Short task: Reproduce every line of the records below without any changes.

Source data:
════════════════════

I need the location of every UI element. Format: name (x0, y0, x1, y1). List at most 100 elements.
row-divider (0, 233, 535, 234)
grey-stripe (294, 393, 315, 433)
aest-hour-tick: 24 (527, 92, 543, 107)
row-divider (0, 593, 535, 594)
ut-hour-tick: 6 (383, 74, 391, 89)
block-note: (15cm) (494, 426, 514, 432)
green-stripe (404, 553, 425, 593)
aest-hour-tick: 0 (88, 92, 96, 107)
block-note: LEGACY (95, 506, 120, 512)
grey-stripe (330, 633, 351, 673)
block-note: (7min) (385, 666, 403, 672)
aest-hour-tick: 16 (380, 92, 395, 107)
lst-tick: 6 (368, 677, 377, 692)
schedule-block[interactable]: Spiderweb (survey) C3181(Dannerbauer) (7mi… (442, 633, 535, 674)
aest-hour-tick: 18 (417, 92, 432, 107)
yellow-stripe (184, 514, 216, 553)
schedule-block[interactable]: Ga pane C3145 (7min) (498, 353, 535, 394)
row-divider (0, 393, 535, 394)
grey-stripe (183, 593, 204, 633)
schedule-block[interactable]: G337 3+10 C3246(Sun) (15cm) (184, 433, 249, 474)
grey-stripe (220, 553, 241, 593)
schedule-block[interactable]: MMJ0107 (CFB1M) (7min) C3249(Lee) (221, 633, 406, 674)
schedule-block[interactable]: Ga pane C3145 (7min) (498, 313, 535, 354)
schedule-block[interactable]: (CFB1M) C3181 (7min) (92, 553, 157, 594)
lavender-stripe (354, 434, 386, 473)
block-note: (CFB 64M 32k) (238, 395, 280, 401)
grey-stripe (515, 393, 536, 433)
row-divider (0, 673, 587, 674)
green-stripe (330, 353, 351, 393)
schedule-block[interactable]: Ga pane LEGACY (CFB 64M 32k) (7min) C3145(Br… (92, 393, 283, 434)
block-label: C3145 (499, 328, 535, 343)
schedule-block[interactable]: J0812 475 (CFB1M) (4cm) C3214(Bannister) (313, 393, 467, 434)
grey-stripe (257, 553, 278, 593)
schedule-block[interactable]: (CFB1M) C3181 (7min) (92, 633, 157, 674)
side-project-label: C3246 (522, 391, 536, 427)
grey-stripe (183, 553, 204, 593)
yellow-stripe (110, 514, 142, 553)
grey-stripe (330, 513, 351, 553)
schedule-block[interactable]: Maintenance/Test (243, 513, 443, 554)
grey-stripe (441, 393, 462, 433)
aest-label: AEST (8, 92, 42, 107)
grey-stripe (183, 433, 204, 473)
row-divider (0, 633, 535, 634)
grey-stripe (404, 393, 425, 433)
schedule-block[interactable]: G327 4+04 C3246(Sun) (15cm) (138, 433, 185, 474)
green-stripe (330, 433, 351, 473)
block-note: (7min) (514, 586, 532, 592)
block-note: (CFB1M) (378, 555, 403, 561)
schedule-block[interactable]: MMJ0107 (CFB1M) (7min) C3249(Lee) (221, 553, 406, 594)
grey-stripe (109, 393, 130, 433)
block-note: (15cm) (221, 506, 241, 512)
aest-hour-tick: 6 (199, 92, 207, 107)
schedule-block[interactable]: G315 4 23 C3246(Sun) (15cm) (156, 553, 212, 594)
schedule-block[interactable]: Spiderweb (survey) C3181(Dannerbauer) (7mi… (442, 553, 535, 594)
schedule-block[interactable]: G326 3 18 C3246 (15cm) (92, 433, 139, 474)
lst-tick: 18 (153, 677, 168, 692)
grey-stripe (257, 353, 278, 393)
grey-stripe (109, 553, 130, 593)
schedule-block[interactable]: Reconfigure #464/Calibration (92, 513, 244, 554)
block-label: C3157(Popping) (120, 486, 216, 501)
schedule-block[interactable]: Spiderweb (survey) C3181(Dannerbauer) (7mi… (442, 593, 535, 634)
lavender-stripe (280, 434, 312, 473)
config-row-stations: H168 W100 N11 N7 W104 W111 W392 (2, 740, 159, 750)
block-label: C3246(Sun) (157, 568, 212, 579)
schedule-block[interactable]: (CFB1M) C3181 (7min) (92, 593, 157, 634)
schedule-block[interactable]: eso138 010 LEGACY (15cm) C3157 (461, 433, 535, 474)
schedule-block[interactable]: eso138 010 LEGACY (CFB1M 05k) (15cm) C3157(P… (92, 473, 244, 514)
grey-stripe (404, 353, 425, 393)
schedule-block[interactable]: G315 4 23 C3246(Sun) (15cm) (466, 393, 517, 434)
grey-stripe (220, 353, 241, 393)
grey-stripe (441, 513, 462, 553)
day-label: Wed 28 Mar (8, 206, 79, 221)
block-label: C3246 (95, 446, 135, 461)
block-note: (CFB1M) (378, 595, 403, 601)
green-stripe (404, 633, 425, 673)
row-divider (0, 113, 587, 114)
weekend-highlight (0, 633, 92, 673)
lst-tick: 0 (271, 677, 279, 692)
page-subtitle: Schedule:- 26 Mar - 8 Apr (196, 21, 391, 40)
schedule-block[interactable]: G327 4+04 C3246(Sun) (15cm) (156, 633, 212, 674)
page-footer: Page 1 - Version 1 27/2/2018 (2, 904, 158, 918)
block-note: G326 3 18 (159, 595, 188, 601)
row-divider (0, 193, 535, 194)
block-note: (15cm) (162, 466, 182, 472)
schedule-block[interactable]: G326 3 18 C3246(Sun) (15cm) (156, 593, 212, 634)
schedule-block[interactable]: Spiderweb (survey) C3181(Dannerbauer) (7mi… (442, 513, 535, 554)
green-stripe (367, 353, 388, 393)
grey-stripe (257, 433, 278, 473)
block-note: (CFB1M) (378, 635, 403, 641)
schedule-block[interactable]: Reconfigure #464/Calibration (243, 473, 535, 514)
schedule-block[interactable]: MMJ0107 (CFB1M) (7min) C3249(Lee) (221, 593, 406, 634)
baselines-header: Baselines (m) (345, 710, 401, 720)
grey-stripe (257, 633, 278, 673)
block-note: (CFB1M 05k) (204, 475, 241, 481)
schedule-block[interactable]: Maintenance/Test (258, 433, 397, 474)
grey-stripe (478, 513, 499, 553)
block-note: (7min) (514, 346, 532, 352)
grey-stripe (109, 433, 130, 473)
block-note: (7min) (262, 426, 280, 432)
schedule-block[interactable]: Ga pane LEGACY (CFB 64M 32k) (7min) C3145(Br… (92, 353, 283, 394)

════════════════════

Task solution:
I need the location of every UI element. Format: name (x0, y0, x1, y1). List at most 100 elements.
row-divider (0, 233, 535, 234)
grey-stripe (294, 393, 315, 433)
aest-hour-tick: 24 (527, 92, 543, 107)
row-divider (0, 593, 535, 594)
ut-hour-tick: 6 (383, 74, 391, 89)
block-note: (15cm) (494, 426, 514, 432)
green-stripe (404, 553, 425, 593)
aest-hour-tick: 0 (88, 92, 96, 107)
block-note: LEGACY (95, 506, 120, 512)
grey-stripe (330, 633, 351, 673)
block-note: (7min) (385, 666, 403, 672)
aest-hour-tick: 16 (380, 92, 395, 107)
lst-tick: 6 (368, 677, 377, 692)
schedule-block[interactable]: Spiderweb (survey) C3181(Dannerbauer) (7mi… (442, 633, 535, 674)
aest-hour-tick: 18 (417, 92, 432, 107)
yellow-stripe (184, 514, 216, 553)
schedule-block[interactable]: Ga pane C3145 (7min) (498, 353, 535, 394)
row-divider (0, 393, 535, 394)
grey-stripe (183, 593, 204, 633)
schedule-block[interactable]: G337 3+10 C3246(Sun) (15cm) (184, 433, 249, 474)
grey-stripe (220, 553, 241, 593)
schedule-block[interactable]: MMJ0107 (CFB1M) (7min) C3249(Lee) (221, 633, 406, 674)
schedule-block[interactable]: Ga pane C3145 (7min) (498, 313, 535, 354)
schedule-block[interactable]: (CFB1M) C3181 (7min) (92, 553, 157, 594)
lavender-stripe (354, 434, 386, 473)
block-note: (CFB 64M 32k) (238, 395, 280, 401)
grey-stripe (515, 393, 536, 433)
row-divider (0, 673, 587, 674)
green-stripe (330, 353, 351, 393)
schedule-block[interactable]: Ga pane LEGACY (CFB 64M 32k) (7min) C3145(Br… (92, 393, 283, 434)
block-label: C3145 (499, 328, 535, 343)
schedule-block[interactable]: J0812 475 (CFB1M) (4cm) C3214(Bannister) (313, 393, 467, 434)
grey-stripe (257, 553, 278, 593)
schedule-block[interactable]: (CFB1M) C3181 (7min) (92, 633, 157, 674)
side-project-label: C3246 (522, 391, 536, 427)
grey-stripe (183, 553, 204, 593)
yellow-stripe (110, 514, 142, 553)
grey-stripe (330, 513, 351, 553)
schedule-block[interactable]: Maintenance/Test (243, 513, 443, 554)
grey-stripe (441, 393, 462, 433)
aest-label: AEST (8, 92, 42, 107)
grey-stripe (183, 433, 204, 473)
row-divider (0, 633, 535, 634)
grey-stripe (404, 393, 425, 433)
schedule-block[interactable]: G327 4+04 C3246(Sun) (15cm) (138, 433, 185, 474)
green-stripe (330, 433, 351, 473)
block-note: (7min) (514, 586, 532, 592)
block-note: (CFB1M) (378, 555, 403, 561)
schedule-block[interactable]: MMJ0107 (CFB1M) (7min) C3249(Lee) (221, 553, 406, 594)
grey-stripe (109, 393, 130, 433)
block-note: (15cm) (221, 506, 241, 512)
aest-hour-tick: 6 (199, 92, 207, 107)
schedule-block[interactable]: G315 4 23 C3246(Sun) (15cm) (156, 553, 212, 594)
schedule-block[interactable]: Spiderweb (survey) C3181(Dannerbauer) (7mi… (442, 553, 535, 594)
schedule-block[interactable]: G326 3 18 C3246 (15cm) (92, 433, 139, 474)
lst-tick: 18 (153, 677, 168, 692)
grey-stripe (257, 353, 278, 393)
grey-stripe (109, 553, 130, 593)
schedule-block[interactable]: Reconfigure #464/Calibration (92, 513, 244, 554)
block-label: C3157(Popping) (120, 486, 216, 501)
schedule-block[interactable]: Spiderweb (survey) C3181(Dannerbauer) (7mi… (442, 593, 535, 634)
lavender-stripe (280, 434, 312, 473)
config-row-stations: H168 W100 N11 N7 W104 W111 W392 (2, 740, 159, 750)
block-label: C3246(Sun) (157, 568, 212, 579)
schedule-block[interactable]: (CFB1M) C3181 (7min) (92, 593, 157, 634)
schedule-block[interactable]: eso138 010 LEGACY (15cm) C3157 (461, 433, 535, 474)
schedule-block[interactable]: eso138 010 LEGACY (CFB1M 05k) (15cm) C3157(P… (92, 473, 244, 514)
grey-stripe (404, 353, 425, 393)
schedule-block[interactable]: G315 4 23 C3246(Sun) (15cm) (466, 393, 517, 434)
grey-stripe (220, 353, 241, 393)
grey-stripe (441, 513, 462, 553)
day-label: Wed 28 Mar (8, 206, 79, 221)
block-label: C3246 (95, 446, 135, 461)
block-note: (CFB1M) (378, 595, 403, 601)
green-stripe (404, 633, 425, 673)
row-divider (0, 113, 587, 114)
weekend-highlight (0, 633, 92, 673)
lst-tick: 0 (271, 677, 279, 692)
page-subtitle: Schedule:- 26 Mar - 8 Apr (196, 21, 391, 40)
schedule-block[interactable]: G327 4+04 C3246(Sun) (15cm) (156, 633, 212, 674)
page-footer: Page 1 - Version 1 27/2/2018 (2, 904, 158, 918)
block-note: G326 3 18 (159, 595, 188, 601)
row-divider (0, 193, 535, 194)
block-note: (15cm) (162, 466, 182, 472)
schedule-block[interactable]: G326 3 18 C3246(Sun) (15cm) (156, 593, 212, 634)
schedule-block[interactable]: Spiderweb (survey) C3181(Dannerbauer) (7mi… (442, 513, 535, 554)
green-stripe (367, 353, 388, 393)
grey-stripe (257, 433, 278, 473)
block-note: (CFB1M) (378, 635, 403, 641)
schedule-block[interactable]: Reconfigure #464/Calibration (243, 473, 535, 514)
schedule-block[interactable]: MMJ0107 (CFB1M) (7min) C3249(Lee) (221, 593, 406, 634)
baselines-header: Baselines (m) (345, 710, 401, 720)
grey-stripe (257, 633, 278, 673)
block-note: (CFB1M 05k) (204, 475, 241, 481)
schedule-block[interactable]: Maintenance/Test (258, 433, 397, 474)
grey-stripe (478, 513, 499, 553)
block-note: (7min) (514, 346, 532, 352)
grey-stripe (109, 433, 130, 473)
block-note: (7min) (262, 426, 280, 432)
schedule-block[interactable]: Ga pane LEGACY (CFB 64M 32k) (7min) C3145(Br… (92, 353, 283, 394)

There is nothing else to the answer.